** Begin **

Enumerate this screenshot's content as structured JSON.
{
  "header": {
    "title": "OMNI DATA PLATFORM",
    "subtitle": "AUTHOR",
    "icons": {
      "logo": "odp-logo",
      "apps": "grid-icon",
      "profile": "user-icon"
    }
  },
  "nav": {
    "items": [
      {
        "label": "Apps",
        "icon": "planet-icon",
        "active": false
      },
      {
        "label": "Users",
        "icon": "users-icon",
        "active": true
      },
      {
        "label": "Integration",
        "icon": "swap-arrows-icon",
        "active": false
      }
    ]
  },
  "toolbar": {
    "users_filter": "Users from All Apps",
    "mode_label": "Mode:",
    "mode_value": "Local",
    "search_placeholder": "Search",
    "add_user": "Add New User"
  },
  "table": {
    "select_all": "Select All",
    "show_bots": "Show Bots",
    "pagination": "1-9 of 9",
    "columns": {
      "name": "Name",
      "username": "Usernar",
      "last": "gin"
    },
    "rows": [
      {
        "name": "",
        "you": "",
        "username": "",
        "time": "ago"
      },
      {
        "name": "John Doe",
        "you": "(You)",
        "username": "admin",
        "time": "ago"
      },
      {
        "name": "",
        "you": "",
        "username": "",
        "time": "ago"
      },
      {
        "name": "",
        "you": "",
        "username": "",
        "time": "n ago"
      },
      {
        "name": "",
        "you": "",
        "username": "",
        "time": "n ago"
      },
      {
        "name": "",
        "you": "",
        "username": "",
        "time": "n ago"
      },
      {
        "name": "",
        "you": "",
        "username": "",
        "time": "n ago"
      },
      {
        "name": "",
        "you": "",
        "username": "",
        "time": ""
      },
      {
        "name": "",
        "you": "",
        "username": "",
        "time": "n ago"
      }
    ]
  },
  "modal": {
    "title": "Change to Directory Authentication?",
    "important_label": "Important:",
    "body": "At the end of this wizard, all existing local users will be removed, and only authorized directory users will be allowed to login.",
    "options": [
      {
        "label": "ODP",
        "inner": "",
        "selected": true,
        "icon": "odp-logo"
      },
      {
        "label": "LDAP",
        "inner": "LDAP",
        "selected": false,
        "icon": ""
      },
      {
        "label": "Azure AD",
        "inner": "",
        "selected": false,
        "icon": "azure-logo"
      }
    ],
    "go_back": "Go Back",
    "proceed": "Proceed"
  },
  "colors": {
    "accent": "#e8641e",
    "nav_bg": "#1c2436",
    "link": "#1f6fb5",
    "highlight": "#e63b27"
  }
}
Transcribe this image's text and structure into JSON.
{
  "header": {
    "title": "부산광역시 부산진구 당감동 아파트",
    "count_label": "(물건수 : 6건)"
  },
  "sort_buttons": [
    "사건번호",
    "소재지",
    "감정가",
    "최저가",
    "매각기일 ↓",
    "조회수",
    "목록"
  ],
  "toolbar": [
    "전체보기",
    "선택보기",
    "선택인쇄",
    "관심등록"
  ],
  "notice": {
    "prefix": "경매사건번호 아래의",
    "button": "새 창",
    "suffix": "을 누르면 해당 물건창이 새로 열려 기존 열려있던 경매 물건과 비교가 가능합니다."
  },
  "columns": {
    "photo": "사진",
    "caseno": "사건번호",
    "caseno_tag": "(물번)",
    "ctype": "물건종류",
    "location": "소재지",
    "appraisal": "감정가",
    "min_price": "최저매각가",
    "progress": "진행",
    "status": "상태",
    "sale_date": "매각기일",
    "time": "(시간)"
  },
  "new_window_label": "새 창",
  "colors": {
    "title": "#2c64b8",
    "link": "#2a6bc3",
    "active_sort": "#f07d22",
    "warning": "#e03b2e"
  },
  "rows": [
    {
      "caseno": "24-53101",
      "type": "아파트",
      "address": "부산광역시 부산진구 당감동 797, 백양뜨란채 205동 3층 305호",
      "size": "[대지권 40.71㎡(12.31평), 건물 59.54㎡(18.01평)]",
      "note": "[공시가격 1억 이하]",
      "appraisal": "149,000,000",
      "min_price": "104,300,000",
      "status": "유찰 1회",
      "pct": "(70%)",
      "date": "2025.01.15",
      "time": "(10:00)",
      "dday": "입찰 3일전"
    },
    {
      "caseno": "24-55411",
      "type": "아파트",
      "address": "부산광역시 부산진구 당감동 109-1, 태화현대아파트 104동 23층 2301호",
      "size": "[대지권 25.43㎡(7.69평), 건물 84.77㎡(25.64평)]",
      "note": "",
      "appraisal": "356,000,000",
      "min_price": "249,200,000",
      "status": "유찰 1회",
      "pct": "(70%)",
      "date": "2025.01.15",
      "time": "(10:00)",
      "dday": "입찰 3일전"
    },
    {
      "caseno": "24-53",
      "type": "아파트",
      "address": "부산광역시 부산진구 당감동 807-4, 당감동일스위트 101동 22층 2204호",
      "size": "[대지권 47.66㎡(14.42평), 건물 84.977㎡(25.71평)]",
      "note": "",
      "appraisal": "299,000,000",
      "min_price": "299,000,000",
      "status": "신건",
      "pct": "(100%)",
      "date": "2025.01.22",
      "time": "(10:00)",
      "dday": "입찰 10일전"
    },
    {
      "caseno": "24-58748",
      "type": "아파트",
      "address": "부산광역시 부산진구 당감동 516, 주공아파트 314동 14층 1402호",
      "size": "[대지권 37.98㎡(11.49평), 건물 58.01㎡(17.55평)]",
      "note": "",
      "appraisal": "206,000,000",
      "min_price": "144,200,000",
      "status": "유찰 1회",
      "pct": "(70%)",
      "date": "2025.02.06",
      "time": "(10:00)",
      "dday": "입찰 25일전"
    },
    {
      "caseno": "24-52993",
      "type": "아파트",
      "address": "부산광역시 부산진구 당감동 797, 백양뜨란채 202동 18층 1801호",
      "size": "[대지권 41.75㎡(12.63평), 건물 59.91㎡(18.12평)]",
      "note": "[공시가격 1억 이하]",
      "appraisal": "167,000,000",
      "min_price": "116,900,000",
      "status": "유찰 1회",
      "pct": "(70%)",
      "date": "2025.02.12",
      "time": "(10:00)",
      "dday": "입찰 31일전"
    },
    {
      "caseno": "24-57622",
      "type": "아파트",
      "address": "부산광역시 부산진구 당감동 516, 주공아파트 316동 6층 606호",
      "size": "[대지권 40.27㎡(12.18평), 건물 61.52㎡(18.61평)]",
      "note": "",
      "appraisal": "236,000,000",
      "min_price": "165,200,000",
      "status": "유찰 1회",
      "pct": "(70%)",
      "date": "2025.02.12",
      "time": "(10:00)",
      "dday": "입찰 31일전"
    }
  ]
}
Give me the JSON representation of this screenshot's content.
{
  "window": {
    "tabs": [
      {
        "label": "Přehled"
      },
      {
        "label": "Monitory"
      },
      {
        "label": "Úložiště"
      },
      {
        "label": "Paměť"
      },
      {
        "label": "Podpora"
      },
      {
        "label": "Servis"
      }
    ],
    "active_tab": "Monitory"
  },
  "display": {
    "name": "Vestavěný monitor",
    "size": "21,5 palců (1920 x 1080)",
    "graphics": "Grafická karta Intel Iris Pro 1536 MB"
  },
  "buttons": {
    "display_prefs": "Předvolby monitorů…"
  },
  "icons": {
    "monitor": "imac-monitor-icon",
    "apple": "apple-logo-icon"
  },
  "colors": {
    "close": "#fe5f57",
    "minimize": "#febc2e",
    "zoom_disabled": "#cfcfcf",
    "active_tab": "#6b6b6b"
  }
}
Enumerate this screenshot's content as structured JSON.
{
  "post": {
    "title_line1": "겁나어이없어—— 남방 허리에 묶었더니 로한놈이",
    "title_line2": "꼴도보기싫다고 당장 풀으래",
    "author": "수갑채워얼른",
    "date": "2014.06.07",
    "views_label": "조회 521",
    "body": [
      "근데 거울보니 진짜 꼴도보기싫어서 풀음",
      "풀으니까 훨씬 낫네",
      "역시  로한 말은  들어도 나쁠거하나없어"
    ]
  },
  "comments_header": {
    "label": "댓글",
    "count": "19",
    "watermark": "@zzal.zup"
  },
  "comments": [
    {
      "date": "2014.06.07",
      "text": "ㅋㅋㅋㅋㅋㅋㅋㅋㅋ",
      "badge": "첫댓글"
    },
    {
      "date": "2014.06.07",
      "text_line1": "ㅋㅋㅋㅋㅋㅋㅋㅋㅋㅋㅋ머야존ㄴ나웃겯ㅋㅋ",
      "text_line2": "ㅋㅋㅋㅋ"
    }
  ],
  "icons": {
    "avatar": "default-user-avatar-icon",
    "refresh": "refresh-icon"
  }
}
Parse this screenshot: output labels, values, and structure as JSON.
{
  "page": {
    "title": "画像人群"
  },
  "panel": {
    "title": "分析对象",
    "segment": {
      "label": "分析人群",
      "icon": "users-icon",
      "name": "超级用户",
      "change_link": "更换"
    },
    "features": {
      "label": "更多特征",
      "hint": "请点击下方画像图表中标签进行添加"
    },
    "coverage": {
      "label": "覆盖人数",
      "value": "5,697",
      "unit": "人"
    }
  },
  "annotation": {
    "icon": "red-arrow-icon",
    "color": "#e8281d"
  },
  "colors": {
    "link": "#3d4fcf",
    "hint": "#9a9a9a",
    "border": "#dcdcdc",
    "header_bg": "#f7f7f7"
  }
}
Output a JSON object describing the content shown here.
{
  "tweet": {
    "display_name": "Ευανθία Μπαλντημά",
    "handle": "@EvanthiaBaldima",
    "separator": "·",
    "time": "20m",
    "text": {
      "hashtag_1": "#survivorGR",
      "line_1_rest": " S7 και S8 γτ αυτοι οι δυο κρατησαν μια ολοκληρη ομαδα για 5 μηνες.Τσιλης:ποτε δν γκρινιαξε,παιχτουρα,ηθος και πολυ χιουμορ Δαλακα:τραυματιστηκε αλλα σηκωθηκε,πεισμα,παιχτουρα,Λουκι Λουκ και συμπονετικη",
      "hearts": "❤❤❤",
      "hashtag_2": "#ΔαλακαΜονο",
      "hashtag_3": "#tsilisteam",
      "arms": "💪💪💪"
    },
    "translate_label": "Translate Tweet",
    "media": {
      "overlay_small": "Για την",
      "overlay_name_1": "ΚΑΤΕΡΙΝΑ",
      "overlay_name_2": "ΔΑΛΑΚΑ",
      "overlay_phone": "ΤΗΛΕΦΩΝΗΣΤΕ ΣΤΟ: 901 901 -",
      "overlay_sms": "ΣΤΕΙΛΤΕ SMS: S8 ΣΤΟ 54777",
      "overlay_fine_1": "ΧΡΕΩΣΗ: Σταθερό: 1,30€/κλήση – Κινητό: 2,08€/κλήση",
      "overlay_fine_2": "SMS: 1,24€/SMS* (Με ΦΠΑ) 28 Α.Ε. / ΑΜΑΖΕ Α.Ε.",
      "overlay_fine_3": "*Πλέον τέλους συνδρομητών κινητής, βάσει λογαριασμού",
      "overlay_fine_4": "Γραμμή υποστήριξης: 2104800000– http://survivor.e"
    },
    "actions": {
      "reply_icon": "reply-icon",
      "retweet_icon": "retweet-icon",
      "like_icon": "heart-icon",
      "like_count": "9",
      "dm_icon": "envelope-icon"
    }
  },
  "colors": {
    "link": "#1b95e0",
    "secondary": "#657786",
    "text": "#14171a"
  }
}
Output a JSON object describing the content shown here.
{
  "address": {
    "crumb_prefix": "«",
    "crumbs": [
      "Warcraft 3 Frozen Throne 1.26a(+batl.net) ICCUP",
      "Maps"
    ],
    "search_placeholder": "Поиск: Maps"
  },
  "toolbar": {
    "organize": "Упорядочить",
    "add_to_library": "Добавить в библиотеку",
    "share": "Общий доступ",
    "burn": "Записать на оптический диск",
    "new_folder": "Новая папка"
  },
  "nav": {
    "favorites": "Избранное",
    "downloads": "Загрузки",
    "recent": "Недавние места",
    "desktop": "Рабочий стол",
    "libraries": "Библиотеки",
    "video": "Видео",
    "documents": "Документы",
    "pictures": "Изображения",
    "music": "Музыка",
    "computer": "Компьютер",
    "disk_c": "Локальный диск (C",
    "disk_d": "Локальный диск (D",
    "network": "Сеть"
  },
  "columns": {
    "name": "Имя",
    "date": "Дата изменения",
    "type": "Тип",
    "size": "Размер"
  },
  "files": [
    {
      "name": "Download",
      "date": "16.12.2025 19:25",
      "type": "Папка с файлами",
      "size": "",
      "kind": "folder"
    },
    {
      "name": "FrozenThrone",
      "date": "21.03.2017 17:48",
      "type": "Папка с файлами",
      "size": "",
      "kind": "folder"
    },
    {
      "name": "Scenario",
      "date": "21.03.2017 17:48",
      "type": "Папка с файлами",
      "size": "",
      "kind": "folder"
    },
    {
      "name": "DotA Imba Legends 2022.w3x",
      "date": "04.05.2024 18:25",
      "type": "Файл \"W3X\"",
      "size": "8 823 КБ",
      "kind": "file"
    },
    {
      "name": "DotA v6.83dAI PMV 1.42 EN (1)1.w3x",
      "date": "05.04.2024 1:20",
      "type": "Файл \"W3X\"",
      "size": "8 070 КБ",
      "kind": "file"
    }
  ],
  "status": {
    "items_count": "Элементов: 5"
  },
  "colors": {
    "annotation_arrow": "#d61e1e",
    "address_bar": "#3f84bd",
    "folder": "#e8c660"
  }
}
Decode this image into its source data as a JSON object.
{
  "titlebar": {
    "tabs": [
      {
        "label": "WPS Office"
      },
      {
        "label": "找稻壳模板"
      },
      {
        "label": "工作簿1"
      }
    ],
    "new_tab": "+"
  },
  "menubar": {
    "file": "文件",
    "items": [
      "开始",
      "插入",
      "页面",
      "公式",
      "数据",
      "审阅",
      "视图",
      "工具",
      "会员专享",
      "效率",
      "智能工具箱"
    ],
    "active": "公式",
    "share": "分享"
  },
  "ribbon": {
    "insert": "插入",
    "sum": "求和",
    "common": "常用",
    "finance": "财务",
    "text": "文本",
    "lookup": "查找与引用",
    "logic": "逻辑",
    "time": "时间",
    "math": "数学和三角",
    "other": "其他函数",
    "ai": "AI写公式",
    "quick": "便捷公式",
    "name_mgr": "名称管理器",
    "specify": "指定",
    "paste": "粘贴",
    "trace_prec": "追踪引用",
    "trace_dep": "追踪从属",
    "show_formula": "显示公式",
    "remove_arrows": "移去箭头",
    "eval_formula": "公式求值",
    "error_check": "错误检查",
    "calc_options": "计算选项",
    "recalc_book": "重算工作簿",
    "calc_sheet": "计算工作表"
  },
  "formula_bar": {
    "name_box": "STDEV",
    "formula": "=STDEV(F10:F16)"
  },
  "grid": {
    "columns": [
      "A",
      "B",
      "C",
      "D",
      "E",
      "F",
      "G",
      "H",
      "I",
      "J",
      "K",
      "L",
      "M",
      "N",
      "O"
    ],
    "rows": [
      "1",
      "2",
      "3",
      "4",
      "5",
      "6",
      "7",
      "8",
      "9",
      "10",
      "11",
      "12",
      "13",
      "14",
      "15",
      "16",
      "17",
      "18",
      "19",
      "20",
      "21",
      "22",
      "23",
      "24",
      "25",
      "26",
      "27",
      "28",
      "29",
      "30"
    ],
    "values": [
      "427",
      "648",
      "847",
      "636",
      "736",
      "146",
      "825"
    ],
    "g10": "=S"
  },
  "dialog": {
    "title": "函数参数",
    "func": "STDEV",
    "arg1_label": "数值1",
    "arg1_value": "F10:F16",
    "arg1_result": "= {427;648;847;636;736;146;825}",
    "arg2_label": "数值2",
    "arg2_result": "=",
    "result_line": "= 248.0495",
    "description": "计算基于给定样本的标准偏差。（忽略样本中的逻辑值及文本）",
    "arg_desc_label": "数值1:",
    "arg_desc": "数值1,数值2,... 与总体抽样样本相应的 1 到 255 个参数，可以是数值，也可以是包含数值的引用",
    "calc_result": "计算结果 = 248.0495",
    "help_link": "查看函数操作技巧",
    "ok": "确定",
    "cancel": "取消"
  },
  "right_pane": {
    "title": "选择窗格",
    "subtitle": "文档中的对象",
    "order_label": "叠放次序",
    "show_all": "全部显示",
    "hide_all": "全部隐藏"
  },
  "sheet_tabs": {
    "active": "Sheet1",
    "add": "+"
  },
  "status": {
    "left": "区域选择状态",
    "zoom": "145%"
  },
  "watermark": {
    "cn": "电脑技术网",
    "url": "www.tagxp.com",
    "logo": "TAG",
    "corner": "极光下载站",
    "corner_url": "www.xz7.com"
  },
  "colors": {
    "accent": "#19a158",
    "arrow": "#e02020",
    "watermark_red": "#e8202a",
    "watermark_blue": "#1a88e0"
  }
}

** End **

Exercise instructions >> Take every line from the records above that has the word "주공아파트" and copy it.

Solution to this exercise >>
      "address": "부산광역시 부산진구 당감동 516, 주공아파트 314동 14층 1402호",
      "address": "부산광역시 부산진구 당감동 516, 주공아파트 316동 6층 606호",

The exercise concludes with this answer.